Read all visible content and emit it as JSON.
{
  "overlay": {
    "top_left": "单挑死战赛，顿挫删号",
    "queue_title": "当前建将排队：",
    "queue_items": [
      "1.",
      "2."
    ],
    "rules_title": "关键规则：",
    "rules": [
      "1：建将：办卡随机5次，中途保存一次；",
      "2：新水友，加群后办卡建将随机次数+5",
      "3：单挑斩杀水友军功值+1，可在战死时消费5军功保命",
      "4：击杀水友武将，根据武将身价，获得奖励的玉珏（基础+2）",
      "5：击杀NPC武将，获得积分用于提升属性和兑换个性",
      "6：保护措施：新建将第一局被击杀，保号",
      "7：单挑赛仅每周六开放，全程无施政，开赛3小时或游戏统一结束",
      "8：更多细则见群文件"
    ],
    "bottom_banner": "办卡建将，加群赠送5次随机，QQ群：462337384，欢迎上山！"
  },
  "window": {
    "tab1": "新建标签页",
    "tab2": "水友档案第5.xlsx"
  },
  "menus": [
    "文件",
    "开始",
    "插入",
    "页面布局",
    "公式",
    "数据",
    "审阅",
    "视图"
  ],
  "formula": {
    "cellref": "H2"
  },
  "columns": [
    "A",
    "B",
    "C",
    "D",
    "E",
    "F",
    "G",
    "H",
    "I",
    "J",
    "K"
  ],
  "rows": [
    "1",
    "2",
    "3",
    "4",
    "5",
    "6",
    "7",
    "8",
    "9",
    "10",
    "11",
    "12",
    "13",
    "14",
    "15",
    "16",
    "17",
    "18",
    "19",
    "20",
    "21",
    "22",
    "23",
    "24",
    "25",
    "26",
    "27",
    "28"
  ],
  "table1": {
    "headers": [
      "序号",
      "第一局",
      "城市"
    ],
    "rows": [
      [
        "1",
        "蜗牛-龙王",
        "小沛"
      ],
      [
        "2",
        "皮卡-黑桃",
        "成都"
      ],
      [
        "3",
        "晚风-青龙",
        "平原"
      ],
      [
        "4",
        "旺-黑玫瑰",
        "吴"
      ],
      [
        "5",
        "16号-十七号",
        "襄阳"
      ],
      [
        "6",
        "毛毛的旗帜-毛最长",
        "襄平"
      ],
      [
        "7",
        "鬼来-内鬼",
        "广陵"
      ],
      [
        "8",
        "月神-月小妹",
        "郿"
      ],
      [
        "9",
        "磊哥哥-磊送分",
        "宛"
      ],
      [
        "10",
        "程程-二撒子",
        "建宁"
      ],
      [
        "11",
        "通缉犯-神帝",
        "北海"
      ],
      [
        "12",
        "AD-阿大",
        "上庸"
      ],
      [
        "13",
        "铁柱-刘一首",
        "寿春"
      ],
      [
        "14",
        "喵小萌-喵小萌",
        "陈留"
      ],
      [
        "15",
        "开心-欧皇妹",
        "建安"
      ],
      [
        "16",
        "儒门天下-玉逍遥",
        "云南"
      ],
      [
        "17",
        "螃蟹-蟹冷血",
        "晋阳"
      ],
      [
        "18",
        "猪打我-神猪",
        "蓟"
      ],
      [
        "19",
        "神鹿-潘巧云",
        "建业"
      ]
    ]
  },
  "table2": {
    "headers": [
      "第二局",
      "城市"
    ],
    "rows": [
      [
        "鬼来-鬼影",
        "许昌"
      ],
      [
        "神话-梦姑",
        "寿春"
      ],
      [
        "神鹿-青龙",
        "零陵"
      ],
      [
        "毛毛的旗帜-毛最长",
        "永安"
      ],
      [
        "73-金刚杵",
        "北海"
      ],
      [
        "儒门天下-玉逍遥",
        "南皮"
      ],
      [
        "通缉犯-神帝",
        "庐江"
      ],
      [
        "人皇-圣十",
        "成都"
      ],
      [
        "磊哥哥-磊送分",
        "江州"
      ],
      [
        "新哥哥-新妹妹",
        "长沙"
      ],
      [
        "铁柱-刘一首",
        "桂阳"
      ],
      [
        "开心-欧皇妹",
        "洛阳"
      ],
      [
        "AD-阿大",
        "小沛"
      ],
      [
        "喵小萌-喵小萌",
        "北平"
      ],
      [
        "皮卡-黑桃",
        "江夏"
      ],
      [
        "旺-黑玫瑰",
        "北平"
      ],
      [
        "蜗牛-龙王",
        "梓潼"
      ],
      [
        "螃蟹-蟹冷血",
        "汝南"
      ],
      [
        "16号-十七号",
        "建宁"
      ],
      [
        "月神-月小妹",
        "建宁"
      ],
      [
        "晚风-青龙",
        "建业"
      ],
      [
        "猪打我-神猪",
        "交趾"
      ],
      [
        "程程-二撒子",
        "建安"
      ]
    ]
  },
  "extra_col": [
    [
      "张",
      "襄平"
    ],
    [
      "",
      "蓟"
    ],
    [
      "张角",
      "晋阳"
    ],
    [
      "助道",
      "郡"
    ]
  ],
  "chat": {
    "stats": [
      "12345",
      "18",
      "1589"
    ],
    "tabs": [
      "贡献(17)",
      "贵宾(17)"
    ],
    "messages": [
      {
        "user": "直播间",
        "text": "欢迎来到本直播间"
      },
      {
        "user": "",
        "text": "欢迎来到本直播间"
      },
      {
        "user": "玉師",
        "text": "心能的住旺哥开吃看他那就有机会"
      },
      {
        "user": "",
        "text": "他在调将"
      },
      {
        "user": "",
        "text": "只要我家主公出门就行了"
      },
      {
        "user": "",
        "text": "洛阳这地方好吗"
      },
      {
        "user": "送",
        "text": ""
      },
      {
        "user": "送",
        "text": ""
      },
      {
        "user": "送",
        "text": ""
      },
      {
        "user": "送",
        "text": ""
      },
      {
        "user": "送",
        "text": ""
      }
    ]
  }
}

Task requirements
Your task is to reproduce the whole listing exactly.

Exercise response
Read all visible content and emit it as JSON.
{
  "overlay": {
    "top_left": "单挑死战赛，顿挫删号",
    "queue_title": "当前建将排队：",
    "queue_items": [
      "1.",
      "2."
    ],
    "rules_title": "关键规则：",
    "rules": [
      "1：建将：办卡随机5次，中途保存一次；",
      "2：新水友，加群后办卡建将随机次数+5",
      "3：单挑斩杀水友军功值+1，可在战死时消费5军功保命",
      "4：击杀水友武将，根据武将身价，获得奖励的玉珏（基础+2）",
      "5：击杀NPC武将，获得积分用于提升属性和兑换个性",
      "6：保护措施：新建将第一局被击杀，保号",
      "7：单挑赛仅每周六开放，全程无施政，开赛3小时或游戏统一结束",
      "8：更多细则见群文件"
    ],
    "bottom_banner": "办卡建将，加群赠送5次随机，QQ群：462337384，欢迎上山！"
  },
  "window": {
    "tab1": "新建标签页",
    "tab2": "水友档案第5.xlsx"
  },
  "menus": [
    "文件",
    "开始",
    "插入",
    "页面布局",
    "公式",
    "数据",
    "审阅",
    "视图"
  ],
  "formula": {
    "cellref": "H2"
  },
  "columns": [
    "A",
    "B",
    "C",
    "D",
    "E",
    "F",
    "G",
    "H",
    "I",
    "J",
    "K"
  ],
  "rows": [
    "1",
    "2",
    "3",
    "4",
    "5",
    "6",
    "7",
    "8",
    "9",
    "10",
    "11",
    "12",
    "13",
    "14",
    "15",
    "16",
    "17",
    "18",
    "19",
    "20",
    "21",
    "22",
    "23",
    "24",
    "25",
    "26",
    "27",
    "28"
  ],
  "table1": {
    "headers": [
      "序号",
      "第一局",
      "城市"
    ],
    "rows": [
      [
        "1",
        "蜗牛-龙王",
        "小沛"
      ],
      [
        "2",
        "皮卡-黑桃",
        "成都"
      ],
      [
        "3",
        "晚风-青龙",
        "平原"
      ],
      [
        "4",
        "旺-黑玫瑰",
        "吴"
      ],
      [
        "5",
        "16号-十七号",
        "襄阳"
      ],
      [
        "6",
        "毛毛的旗帜-毛最长",
        "襄平"
      ],
      [
        "7",
        "鬼来-内鬼",
        "广陵"
      ],
      [
        "8",
        "月神-月小妹",
        "郿"
      ],
      [
        "9",
        "磊哥哥-磊送分",
        "宛"
      ],
      [
        "10",
        "程程-二撒子",
        "建宁"
      ],
      [
        "11",
        "通缉犯-神帝",
        "北海"
      ],
      [
        "12",
        "AD-阿大",
        "上庸"
      ],
      [
        "13",
        "铁柱-刘一首",
        "寿春"
      ],
      [
        "14",
        "喵小萌-喵小萌",
        "陈留"
      ],
      [
        "15",
        "开心-欧皇妹",
        "建安"
      ],
      [
        "16",
        "儒门天下-玉逍遥",
        "云南"
      ],
      [
        "17",
        "螃蟹-蟹冷血",
        "晋阳"
      ],
      [
        "18",
        "猪打我-神猪",
        "蓟"
      ],
      [
        "19",
        "神鹿-潘巧云",
        "建业"
      ]
    ]
  },
  "table2": {
    "headers": [
      "第二局",
      "城市"
    ],
    "rows": [
      [
        "鬼来-鬼影",
        "许昌"
      ],
      [
        "神话-梦姑",
        "寿春"
      ],
      [
        "神鹿-青龙",
        "零陵"
      ],
      [
        "毛毛的旗帜-毛最长",
        "永安"
      ],
      [
        "73-金刚杵",
        "北海"
      ],
      [
        "儒门天下-玉逍遥",
        "南皮"
      ],
      [
        "通缉犯-神帝",
        "庐江"
      ],
      [
        "人皇-圣十",
        "成都"
      ],
      [
        "磊哥哥-磊送分",
        "江州"
      ],
      [
        "新哥哥-新妹妹",
        "长沙"
      ],
      [
        "铁柱-刘一首",
        "桂阳"
      ],
      [
        "开心-欧皇妹",
        "洛阳"
      ],
      [
        "AD-阿大",
        "小沛"
      ],
      [
        "喵小萌-喵小萌",
        "北平"
      ],
      [
        "皮卡-黑桃",
        "江夏"
      ],
      [
        "旺-黑玫瑰",
        "北平"
      ],
      [
        "蜗牛-龙王",
        "梓潼"
      ],
      [
        "螃蟹-蟹冷血",
        "汝南"
      ],
      [
        "16号-十七号",
        "建宁"
      ],
      [
        "月神-月小妹",
        "建宁"
      ],
      [
        "晚风-青龙",
        "建业"
      ],
      [
        "猪打我-神猪",
        "交趾"
      ],
      [
        "程程-二撒子",
        "建安"
      ]
    ]
  },
  "extra_col": [
    [
      "张",
      "襄平"
    ],
    [
      "",
      "蓟"
    ],
    [
      "张角",
      "晋阳"
    ],
    [
      "助道",
      "郡"
    ]
  ],
  "chat": {
    "stats": [
      "12345",
      "18",
      "1589"
    ],
    "tabs": [
      "贡献(17)",
      "贵宾(17)"
    ],
    "messages": [
      {
        "user": "直播间",
        "text": "欢迎来到本直播间"
      },
      {
        "user": "",
        "text": "欢迎来到本直播间"
      },
      {
        "user": "玉師",
        "text": "心能的住旺哥开吃看他那就有机会"
      },
      {
        "user": "",
        "text": "他在调将"
      },
      {
        "user": "",
        "text": "只要我家主公出门就行了"
      },
      {
        "user": "",
        "text": "洛阳这地方好吗"
      },
      {
        "user": "送",
        "text": ""
      },
      {
        "user": "送",
        "text": ""
      },
      {
        "user": "送",
        "text": ""
      },
      {
        "user": "送",
        "text": ""
      },
      {
        "user": "送",
        "text": ""
      }
    ]
  }
}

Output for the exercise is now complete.